**TASK TO COMPLETE:** Go through the data and copy every line exactly, but not the images.

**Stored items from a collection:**
----
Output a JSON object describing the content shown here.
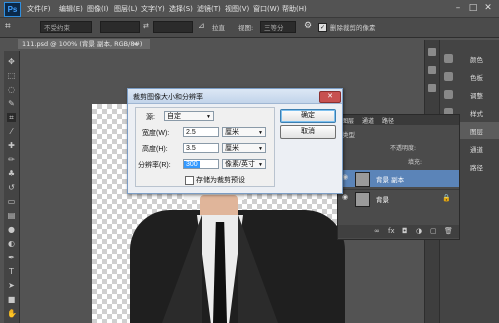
{
  "app": {
    "logo": "Ps",
    "menu": [
      "文件(F)",
      "编辑(E)",
      "图像(I)",
      "图层(L)",
      "文字(Y)",
      "选择(S)",
      "滤镜(T)",
      "视图(V)",
      "窗口(W)",
      "帮助(H)"
    ],
    "window_controls": [
      "–",
      "□",
      "✕"
    ]
  },
  "options_bar": {
    "preset": "不受约束",
    "rotate_label": "拉直",
    "view_label": "视图:",
    "view_value": "三等分",
    "delete_cropped_label": "删除裁剪的像素"
  },
  "document_tab": {
    "title": "111.psd @ 100% (背景 副本, RGB/8#)",
    "close": "×"
  },
  "right_panel": {
    "items": [
      {
        "label": "颜色",
        "icon": "color-icon"
      },
      {
        "label": "色板",
        "icon": "swatches-icon"
      },
      {
        "label": "调整",
        "icon": "adjustments-icon"
      },
      {
        "label": "样式",
        "icon": "styles-icon"
      },
      {
        "label": "图层",
        "icon": "layers-icon"
      },
      {
        "label": "通道",
        "icon": "channels-icon"
      },
      {
        "label": "路径",
        "icon": "paths-icon"
      }
    ]
  },
  "layers_panel": {
    "tabs": [
      "图层",
      "通道",
      "路径"
    ],
    "kind": "类型",
    "opacity_label": "不透明度:",
    "fill_label": "填充:",
    "layers": [
      {
        "name": "背景 副本",
        "selected": true
      },
      {
        "name": "背景",
        "selected": false
      }
    ]
  },
  "dialog": {
    "title": "裁剪图像大小和分辨率",
    "close": "✕",
    "source_label": "源:",
    "source_value": "自定",
    "width_label": "宽度(W):",
    "width_value": "2.5",
    "width_unit": "厘米",
    "height_label": "高度(H):",
    "height_value": "3.5",
    "height_unit": "厘米",
    "resolution_label": "分辨率(R):",
    "resolution_value": "300",
    "resolution_unit": "像素/英寸",
    "save_preset_label": "存储为裁剪预设",
    "ok_label": "确定",
    "cancel_label": "取消"
  },
  "colors": {
    "ui_bg": "#535353",
    "selected_layer": "#5b84b8",
    "dialog_bg": "#eceff4"
  }
}
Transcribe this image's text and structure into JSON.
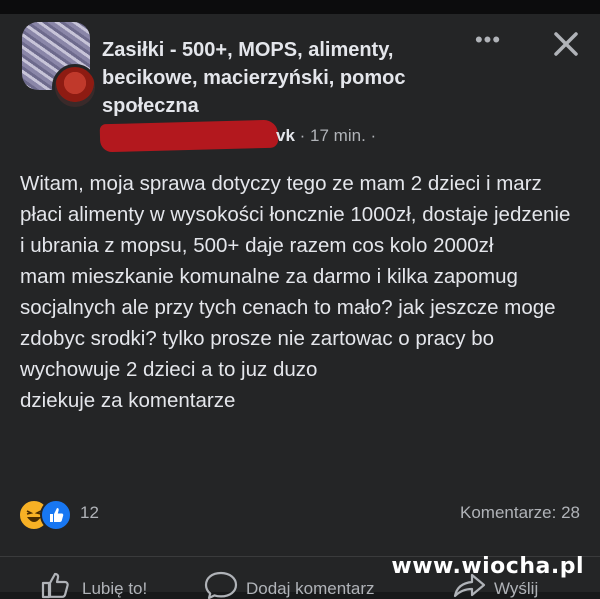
{
  "post": {
    "group_name": "Zasiłki - 500+, MOPS, alimenty, becikowe, macierzyński, pomoc społeczna",
    "author_tail": "vk",
    "time": "· 17 min. ·",
    "more_icon": "•••",
    "body": "Witam, moja sprawa dotyczy tego ze mam 2 dzieci i marz płaci alimenty w wysokości łoncznie 1000zł, dostaje jedzenie i ubrania z mopsu, 500+ daje razem cos kolo 2000zł\nmam mieszkanie komunalne za darmo i kilka zapomug socjalnych ale przy tych cenach to mało? jak jeszcze moge zdobyc srodki? tylko prosze nie zartowac o pracy bo wychowuje 2 dzieci a to juz duzo\ndziekuje za komentarze",
    "reaction_count": "12",
    "comments_label": "Komentarze: 28"
  },
  "actions": {
    "like": "Lubię to!",
    "comment": "Dodaj komentarz",
    "share": "Wyślij"
  },
  "watermark": "www.wiocha.pl",
  "colors": {
    "background": "#242526",
    "text": "#e4e6eb",
    "secondary": "#b0b3b8",
    "redaction": "#b3181e",
    "like_blue": "#1877f2",
    "haha_yellow": "#f7b125"
  }
}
----
**RESULT FOR THIS TASK:**
Output a JSON object describing the content shown here.
{
  "app": {
    "logo": "Ps",
    "menu": [
      "文件(F)",
      "编辑(E)",
      "图像(I)",
      "图层(L)",
      "文字(Y)",
      "选择(S)",
      "滤镜(T)",
      "视图(V)",
      "窗口(W)",
      "帮助(H)"
    ],
    "window_controls": [
      "–",
      "□",
      "✕"
    ]
  },
  "options_bar": {
    "preset": "不受约束",
    "rotate_label": "拉直",
    "view_label": "视图:",
    "view_value": "三等分",
    "delete_cropped_label": "删除裁剪的像素"
  },
  "document_tab": {
    "title": "111.psd @ 100% (背景 副本, RGB/8#)",
    "close": "×"
  },
  "right_panel": {
    "items": [
      {
        "label": "颜色",
        "icon": "color-icon"
      },
      {
        "label": "色板",
        "icon": "swatches-icon"
      },
      {
        "label": "调整",
        "icon": "adjustments-icon"
      },
      {
        "label": "样式",
        "icon": "styles-icon"
      },
      {
        "label": "图层",
        "icon": "layers-icon"
      },
      {
        "label": "通道",
        "icon": "channels-icon"
      },
      {
        "label": "路径",
        "icon": "paths-icon"
      }
    ]
  },
  "layers_panel": {
    "tabs": [
      "图层",
      "通道",
      "路径"
    ],
    "kind": "类型",
    "opacity_label": "不透明度:",
    "fill_label": "填充:",
    "layers": [
      {
        "name": "背景 副本",
        "selected": true
      },
      {
        "name": "背景",
        "selected": false
      }
    ]
  },
  "dialog": {
    "title": "裁剪图像大小和分辨率",
    "close": "✕",
    "source_label": "源:",
    "source_value": "自定",
    "width_label": "宽度(W):",
    "width_value": "2.5",
    "width_unit": "厘米",
    "height_label": "高度(H):",
    "height_value": "3.5",
    "height_unit": "厘米",
    "resolution_label": "分辨率(R):",
    "resolution_value": "300",
    "resolution_unit": "像素/英寸",
    "save_preset_label": "存储为裁剪预设",
    "ok_label": "确定",
    "cancel_label": "取消"
  },
  "colors": {
    "ui_bg": "#535353",
    "selected_layer": "#5b84b8",
    "dialog_bg": "#eceff4"
  }
}
Transcribe this image's text and structure into JSON.
{
  "post": {
    "group_name": "Zasiłki - 500+, MOPS, alimenty, becikowe, macierzyński, pomoc społeczna",
    "author_tail": "vk",
    "time": "· 17 min. ·",
    "more_icon": "•••",
    "body": "Witam, moja sprawa dotyczy tego ze mam 2 dzieci i marz płaci alimenty w wysokości łoncznie 1000zł, dostaje jedzenie i ubrania z mopsu, 500+ daje razem cos kolo 2000zł\nmam mieszkanie komunalne za darmo i kilka zapomug socjalnych ale przy tych cenach to mało? jak jeszcze moge zdobyc srodki? tylko prosze nie zartowac o pracy bo wychowuje 2 dzieci a to juz duzo\ndziekuje za komentarze",
    "reaction_count": "12",
    "comments_label": "Komentarze: 28"
  },
  "actions": {
    "like": "Lubię to!",
    "comment": "Dodaj komentarz",
    "share": "Wyślij"
  },
  "watermark": "www.wiocha.pl",
  "colors": {
    "background": "#242526",
    "text": "#e4e6eb",
    "secondary": "#b0b3b8",
    "redaction": "#b3181e",
    "like_blue": "#1877f2",
    "haha_yellow": "#f7b125"
  }
}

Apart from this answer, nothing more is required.